Copy all lines below containing "color".
++++ SUPPLIED MATERIAL ++++
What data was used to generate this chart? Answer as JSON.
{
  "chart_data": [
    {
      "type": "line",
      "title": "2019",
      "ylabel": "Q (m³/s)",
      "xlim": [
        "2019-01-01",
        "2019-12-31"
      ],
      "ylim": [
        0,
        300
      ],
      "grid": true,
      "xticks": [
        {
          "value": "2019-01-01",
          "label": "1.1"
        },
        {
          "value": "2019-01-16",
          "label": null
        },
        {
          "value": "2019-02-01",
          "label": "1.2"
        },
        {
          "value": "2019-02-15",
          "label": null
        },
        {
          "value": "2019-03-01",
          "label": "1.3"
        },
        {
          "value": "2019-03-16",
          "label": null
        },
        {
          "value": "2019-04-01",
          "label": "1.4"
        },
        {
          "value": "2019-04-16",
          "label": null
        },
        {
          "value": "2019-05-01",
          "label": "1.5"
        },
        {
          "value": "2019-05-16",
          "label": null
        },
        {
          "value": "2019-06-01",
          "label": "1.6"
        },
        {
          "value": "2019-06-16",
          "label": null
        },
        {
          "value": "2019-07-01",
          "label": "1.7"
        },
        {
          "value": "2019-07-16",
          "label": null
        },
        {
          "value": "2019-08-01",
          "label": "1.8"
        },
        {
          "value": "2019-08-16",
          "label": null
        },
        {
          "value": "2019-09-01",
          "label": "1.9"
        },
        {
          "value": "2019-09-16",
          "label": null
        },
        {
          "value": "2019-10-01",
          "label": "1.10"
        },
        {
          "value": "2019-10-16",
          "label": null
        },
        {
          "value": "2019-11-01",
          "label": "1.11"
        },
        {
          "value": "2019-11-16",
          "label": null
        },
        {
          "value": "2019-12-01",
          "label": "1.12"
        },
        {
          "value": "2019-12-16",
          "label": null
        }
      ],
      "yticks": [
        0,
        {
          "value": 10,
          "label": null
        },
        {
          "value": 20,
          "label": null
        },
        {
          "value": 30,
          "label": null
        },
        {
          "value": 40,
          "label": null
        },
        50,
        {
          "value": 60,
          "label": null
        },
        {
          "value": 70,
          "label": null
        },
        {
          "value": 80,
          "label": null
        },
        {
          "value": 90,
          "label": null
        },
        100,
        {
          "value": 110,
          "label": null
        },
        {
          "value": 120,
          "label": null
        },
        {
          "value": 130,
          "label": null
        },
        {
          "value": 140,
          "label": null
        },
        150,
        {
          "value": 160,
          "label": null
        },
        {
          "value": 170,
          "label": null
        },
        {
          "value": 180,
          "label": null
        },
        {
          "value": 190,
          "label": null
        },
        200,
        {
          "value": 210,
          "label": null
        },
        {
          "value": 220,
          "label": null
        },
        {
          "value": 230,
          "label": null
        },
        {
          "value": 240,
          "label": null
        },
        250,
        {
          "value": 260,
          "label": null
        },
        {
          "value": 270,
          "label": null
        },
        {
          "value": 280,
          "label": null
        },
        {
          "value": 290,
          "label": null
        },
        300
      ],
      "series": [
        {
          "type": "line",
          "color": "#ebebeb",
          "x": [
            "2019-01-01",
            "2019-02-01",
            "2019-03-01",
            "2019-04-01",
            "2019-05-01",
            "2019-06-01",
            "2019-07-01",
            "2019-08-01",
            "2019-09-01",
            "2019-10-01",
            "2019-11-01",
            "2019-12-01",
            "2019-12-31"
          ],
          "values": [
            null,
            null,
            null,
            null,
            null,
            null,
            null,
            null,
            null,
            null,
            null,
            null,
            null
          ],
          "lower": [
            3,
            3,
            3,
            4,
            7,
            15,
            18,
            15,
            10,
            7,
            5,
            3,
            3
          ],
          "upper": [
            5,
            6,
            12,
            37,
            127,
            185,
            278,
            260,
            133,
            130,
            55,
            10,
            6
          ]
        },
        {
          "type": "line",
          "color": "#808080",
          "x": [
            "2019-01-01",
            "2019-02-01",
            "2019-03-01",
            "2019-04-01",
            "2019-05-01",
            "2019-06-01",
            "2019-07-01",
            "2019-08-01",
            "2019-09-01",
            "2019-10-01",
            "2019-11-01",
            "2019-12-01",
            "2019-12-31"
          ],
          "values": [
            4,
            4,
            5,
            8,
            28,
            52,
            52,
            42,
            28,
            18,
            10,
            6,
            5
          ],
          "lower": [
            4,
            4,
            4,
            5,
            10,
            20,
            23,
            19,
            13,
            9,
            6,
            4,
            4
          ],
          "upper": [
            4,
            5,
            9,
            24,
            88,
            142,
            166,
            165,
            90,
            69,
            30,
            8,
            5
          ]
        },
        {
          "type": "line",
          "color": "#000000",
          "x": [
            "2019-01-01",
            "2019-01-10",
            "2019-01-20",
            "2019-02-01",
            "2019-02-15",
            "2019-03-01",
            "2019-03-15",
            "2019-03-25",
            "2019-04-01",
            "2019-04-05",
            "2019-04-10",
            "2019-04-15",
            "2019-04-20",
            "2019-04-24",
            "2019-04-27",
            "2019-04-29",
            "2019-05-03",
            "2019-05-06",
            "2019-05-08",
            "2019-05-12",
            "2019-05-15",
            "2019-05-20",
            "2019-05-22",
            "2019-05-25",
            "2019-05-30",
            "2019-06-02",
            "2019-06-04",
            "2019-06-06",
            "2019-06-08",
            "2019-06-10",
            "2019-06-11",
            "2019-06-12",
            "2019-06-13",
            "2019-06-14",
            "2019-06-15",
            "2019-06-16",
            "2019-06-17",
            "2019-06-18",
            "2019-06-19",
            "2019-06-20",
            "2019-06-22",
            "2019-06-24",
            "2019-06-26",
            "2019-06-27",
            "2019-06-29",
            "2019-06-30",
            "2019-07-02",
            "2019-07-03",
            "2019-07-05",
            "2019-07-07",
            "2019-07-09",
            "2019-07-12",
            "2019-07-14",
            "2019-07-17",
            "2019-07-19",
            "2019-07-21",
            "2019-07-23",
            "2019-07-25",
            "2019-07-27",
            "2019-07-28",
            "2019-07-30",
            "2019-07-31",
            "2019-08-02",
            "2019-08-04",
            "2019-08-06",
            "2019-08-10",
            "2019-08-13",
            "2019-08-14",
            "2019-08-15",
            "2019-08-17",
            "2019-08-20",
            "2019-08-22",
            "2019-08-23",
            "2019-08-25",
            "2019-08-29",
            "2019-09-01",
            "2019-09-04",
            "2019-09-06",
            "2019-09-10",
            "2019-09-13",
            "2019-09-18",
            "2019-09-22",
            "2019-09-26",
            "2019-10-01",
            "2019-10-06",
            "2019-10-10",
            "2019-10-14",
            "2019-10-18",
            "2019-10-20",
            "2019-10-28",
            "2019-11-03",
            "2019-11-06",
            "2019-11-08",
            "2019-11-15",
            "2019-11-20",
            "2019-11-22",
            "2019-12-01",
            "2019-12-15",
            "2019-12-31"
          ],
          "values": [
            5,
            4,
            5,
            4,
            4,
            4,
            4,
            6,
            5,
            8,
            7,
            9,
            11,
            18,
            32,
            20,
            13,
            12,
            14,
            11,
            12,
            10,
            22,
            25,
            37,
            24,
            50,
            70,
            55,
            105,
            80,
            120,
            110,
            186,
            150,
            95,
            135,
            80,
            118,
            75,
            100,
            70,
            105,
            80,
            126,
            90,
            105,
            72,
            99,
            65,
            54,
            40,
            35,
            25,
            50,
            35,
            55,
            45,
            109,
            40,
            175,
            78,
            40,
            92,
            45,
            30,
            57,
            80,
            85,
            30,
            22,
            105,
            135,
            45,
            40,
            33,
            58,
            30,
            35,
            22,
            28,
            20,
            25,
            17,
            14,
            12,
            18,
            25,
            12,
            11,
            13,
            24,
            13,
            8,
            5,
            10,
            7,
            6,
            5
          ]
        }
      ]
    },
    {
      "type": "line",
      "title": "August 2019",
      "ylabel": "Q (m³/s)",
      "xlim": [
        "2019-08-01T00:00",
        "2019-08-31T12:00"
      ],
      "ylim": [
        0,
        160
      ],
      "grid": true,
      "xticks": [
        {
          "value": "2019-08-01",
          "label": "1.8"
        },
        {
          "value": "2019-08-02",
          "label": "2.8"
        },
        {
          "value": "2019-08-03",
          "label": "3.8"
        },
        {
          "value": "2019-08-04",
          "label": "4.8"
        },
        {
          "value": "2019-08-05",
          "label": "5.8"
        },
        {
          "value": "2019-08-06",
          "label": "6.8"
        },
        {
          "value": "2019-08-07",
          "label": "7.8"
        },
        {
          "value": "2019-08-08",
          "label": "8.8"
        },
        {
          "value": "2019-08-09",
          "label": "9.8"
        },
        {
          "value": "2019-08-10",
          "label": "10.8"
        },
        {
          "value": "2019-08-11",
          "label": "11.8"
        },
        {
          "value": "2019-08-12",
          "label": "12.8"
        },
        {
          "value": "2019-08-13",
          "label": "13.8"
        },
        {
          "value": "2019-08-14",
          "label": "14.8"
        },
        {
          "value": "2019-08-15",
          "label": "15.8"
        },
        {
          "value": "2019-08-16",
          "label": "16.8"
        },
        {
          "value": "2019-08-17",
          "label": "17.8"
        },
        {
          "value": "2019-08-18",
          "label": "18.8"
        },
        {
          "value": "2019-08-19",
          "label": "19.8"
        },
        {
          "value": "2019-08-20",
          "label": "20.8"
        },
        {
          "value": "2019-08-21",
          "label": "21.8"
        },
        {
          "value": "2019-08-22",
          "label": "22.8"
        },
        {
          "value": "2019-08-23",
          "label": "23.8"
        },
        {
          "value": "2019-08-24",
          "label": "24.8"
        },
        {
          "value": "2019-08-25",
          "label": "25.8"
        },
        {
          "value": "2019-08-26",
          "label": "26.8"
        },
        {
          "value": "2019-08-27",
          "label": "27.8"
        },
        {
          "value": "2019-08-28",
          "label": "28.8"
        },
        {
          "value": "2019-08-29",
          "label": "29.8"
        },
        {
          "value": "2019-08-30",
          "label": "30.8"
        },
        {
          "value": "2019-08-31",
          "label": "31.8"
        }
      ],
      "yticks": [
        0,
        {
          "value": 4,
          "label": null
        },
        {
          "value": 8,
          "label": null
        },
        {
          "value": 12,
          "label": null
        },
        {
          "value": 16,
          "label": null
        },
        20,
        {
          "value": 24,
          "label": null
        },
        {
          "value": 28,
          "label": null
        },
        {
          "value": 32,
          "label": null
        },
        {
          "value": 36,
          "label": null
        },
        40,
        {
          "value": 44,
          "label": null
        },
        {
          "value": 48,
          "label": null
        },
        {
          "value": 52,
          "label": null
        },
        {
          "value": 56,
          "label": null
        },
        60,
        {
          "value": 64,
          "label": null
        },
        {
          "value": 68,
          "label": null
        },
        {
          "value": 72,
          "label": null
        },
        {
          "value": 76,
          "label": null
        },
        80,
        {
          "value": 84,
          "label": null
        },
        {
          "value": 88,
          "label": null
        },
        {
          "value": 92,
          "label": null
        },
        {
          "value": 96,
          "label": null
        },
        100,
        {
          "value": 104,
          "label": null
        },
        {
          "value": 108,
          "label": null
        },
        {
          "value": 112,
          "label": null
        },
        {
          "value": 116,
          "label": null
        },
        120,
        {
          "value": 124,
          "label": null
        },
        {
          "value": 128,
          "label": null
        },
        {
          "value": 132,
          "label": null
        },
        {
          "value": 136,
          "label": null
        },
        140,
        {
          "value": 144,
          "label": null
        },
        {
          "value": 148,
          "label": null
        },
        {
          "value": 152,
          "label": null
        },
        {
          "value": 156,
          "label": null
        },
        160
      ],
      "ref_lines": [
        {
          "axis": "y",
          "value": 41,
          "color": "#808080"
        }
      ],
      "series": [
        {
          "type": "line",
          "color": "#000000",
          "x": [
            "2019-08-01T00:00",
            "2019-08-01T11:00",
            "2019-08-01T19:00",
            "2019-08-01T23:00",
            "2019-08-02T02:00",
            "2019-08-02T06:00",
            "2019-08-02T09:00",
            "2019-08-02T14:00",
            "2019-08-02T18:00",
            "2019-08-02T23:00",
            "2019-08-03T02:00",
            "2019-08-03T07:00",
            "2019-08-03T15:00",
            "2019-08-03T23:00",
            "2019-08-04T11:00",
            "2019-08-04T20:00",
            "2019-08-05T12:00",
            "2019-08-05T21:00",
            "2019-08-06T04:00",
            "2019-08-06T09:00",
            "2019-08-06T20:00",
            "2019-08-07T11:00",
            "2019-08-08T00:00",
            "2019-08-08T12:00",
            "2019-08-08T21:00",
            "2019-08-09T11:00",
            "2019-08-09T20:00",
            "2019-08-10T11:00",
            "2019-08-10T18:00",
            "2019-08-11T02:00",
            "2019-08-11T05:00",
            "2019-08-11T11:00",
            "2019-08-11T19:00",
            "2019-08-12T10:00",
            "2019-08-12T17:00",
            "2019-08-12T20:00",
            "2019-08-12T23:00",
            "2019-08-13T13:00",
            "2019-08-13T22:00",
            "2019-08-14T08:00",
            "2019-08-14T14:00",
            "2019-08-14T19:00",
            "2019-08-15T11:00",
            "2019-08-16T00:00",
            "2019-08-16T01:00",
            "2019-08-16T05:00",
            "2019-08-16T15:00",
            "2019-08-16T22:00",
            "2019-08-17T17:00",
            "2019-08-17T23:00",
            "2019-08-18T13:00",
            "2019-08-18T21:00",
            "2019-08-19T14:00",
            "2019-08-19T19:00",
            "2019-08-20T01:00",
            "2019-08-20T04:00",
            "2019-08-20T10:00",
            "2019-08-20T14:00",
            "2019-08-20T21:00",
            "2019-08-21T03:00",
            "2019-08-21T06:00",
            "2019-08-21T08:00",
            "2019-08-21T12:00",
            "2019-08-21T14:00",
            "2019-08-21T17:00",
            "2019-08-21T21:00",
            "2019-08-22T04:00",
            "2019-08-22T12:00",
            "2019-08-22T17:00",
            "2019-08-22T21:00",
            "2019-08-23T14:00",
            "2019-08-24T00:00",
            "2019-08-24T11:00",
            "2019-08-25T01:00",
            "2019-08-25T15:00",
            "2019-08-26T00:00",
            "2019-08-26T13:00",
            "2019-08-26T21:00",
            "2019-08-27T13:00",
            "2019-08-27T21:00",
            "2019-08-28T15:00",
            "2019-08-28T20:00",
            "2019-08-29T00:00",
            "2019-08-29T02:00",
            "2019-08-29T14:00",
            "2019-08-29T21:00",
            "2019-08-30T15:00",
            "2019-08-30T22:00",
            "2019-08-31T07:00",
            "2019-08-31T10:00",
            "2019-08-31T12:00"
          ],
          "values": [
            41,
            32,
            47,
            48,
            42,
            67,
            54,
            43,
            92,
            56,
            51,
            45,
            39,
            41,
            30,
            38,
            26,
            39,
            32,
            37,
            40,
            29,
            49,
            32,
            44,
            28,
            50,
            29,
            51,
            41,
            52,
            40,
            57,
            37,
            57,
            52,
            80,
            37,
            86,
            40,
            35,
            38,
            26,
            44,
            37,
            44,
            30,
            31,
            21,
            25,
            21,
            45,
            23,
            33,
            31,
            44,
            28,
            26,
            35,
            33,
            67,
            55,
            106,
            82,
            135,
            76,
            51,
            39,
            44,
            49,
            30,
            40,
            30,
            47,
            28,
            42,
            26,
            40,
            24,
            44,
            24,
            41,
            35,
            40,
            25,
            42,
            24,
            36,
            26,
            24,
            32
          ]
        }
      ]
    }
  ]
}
++++
COMPLETE OUTPUT ▸
          "color": "#ebebeb",
          "color": "#808080",
          "color": "#000000",
          "color": "#808080"
          "color": "#000000",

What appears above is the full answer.